GOAL
Put the lines of the records into a Markdown table with two columns, Row and Text, numbering each row. Start at the beginning of the records, end with the line that contains "gridline [820, 382, 821, 463]", include both of those lines, and leave out any blank lines.

ITEMS
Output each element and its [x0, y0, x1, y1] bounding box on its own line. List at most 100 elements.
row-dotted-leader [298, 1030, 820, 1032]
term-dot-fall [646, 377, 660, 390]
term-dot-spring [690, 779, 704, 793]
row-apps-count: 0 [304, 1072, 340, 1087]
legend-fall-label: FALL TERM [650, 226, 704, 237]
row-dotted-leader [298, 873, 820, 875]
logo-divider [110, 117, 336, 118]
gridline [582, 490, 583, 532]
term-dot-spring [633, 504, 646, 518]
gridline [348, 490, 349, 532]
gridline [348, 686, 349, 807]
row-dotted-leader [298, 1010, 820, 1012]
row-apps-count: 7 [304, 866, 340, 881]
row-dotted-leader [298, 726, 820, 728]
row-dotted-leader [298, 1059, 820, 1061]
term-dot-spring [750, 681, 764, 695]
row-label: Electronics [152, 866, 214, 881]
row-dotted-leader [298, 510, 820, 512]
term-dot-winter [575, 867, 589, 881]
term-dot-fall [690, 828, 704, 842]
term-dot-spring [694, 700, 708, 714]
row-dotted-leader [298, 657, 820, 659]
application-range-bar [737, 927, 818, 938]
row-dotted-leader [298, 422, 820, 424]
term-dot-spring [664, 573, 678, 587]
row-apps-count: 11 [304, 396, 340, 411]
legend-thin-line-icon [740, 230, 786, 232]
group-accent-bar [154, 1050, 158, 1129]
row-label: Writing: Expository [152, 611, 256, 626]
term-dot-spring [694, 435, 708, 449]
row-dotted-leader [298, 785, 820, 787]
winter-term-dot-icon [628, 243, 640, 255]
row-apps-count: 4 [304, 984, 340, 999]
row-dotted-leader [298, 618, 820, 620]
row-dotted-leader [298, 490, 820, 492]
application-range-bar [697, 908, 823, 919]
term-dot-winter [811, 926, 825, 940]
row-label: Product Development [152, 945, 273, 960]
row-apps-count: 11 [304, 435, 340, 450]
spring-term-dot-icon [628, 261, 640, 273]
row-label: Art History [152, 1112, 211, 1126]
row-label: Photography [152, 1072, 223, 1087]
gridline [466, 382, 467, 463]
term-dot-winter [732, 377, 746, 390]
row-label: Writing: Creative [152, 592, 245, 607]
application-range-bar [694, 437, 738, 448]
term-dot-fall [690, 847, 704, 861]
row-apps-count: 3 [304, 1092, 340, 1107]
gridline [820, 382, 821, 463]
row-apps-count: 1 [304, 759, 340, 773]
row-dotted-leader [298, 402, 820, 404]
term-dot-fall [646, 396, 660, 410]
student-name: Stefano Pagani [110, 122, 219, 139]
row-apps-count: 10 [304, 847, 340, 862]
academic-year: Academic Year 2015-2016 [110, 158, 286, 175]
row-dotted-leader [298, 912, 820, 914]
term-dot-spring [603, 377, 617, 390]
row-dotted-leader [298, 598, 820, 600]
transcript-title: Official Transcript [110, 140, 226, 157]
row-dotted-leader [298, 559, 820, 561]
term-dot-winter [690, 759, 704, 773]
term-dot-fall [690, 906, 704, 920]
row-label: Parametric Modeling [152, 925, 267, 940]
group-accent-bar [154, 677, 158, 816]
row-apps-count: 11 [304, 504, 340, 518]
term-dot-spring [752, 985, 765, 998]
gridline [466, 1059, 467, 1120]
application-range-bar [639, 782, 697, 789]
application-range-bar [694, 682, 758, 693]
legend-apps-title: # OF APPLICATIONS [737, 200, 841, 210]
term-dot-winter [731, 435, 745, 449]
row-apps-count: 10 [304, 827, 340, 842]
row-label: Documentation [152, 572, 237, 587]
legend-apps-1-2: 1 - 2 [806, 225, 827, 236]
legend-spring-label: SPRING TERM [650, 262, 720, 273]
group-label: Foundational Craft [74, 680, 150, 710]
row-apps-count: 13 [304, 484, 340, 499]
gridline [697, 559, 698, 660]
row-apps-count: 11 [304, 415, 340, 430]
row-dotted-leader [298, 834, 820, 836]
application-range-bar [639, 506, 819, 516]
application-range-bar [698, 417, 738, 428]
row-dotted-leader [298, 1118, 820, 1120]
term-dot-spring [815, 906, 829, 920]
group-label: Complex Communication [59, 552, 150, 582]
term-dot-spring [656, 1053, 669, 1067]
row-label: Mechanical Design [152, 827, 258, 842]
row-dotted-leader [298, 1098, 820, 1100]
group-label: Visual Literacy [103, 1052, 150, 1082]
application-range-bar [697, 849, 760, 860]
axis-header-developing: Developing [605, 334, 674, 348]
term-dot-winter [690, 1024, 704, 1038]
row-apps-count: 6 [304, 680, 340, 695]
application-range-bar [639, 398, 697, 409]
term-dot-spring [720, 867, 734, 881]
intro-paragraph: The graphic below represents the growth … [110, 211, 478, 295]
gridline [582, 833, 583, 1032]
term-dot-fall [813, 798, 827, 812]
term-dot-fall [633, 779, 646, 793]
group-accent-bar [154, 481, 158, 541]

TASK ANSWER
| Row | Text |
|---|---|
| 1 | Output each element and its [x0, y0, x1, y1] bounding box on its own line. List at most 100 elements. |
| 2 | row-dotted-leader [298, 1030, 820, 1032] |
| 3 | term-dot-fall [646, 377, 660, 390] |
| 4 | term-dot-spring [690, 779, 704, 793] |
| 5 | row-apps-count: 0 [304, 1072, 340, 1087] |
| 6 | legend-fall-label: FALL TERM [650, 226, 704, 237] |
| 7 | row-dotted-leader [298, 873, 820, 875] |
| 8 | logo-divider [110, 117, 336, 118] |
| 9 | gridline [582, 490, 583, 532] |
| 10 | term-dot-spring [633, 504, 646, 518] |
| 11 | gridline [348, 490, 349, 532] |
| 12 | gridline [348, 686, 349, 807] |
| 13 | row-dotted-leader [298, 1010, 820, 1012] |
| 14 | row-apps-count: 7 [304, 866, 340, 881] |
| 15 | row-dotted-leader [298, 726, 820, 728] |
| 16 | row-dotted-leader [298, 1059, 820, 1061] |
| 17 | term-dot-spring [750, 681, 764, 695] |
| 18 | row-label: Electronics [152, 866, 214, 881] |
| 19 | row-dotted-leader [298, 510, 820, 512] |
| 20 | term-dot-winter [575, 867, 589, 881] |
| 21 | term-dot-fall [690, 828, 704, 842] |
| 22 | term-dot-spring [694, 700, 708, 714] |
| 23 | row-dotted-leader [298, 657, 820, 659] |
| 24 | application-range-bar [737, 927, 818, 938] |
| 25 | row-dotted-leader [298, 422, 820, 424] |
| 26 | term-dot-spring [664, 573, 678, 587] |
| 27 | row-apps-count: 11 [304, 396, 340, 411] |
| 28 | legend-thin-line-icon [740, 230, 786, 232] |
| 29 | group-accent-bar [154, 1050, 158, 1129] |
| 30 | row-label: Writing: Expository [152, 611, 256, 626] |
| 31 | term-dot-spring [694, 435, 708, 449] |
| 32 | row-dotted-leader [298, 785, 820, 787] |
| 33 | winter-term-dot-icon [628, 243, 640, 255] |
| 34 | row-apps-count: 4 [304, 984, 340, 999] |
| 35 | row-dotted-leader [298, 618, 820, 620] |
| 36 | row-dotted-leader [298, 490, 820, 492] |
| 37 | application-range-bar [697, 908, 823, 919] |
| 38 | term-dot-winter [811, 926, 825, 940] |
| 39 | row-label: Product Development [152, 945, 273, 960] |
| 40 | row-apps-count: 11 [304, 435, 340, 450] |
| 41 | spring-term-dot-icon [628, 261, 640, 273] |
| 42 | row-label: Art History [152, 1112, 211, 1126] |
| 43 | row-label: Photography [152, 1072, 223, 1087] |
| 44 | gridline [466, 382, 467, 463] |
| 45 | term-dot-winter [732, 377, 746, 390] |
| 46 | row-label: Writing: Creative [152, 592, 245, 607] |
| 47 | application-range-bar [694, 437, 738, 448] |
| 48 | term-dot-fall [690, 847, 704, 861] |
| 49 | row-apps-count: 3 [304, 1092, 340, 1107] |
| 50 | gridline [820, 382, 821, 463] |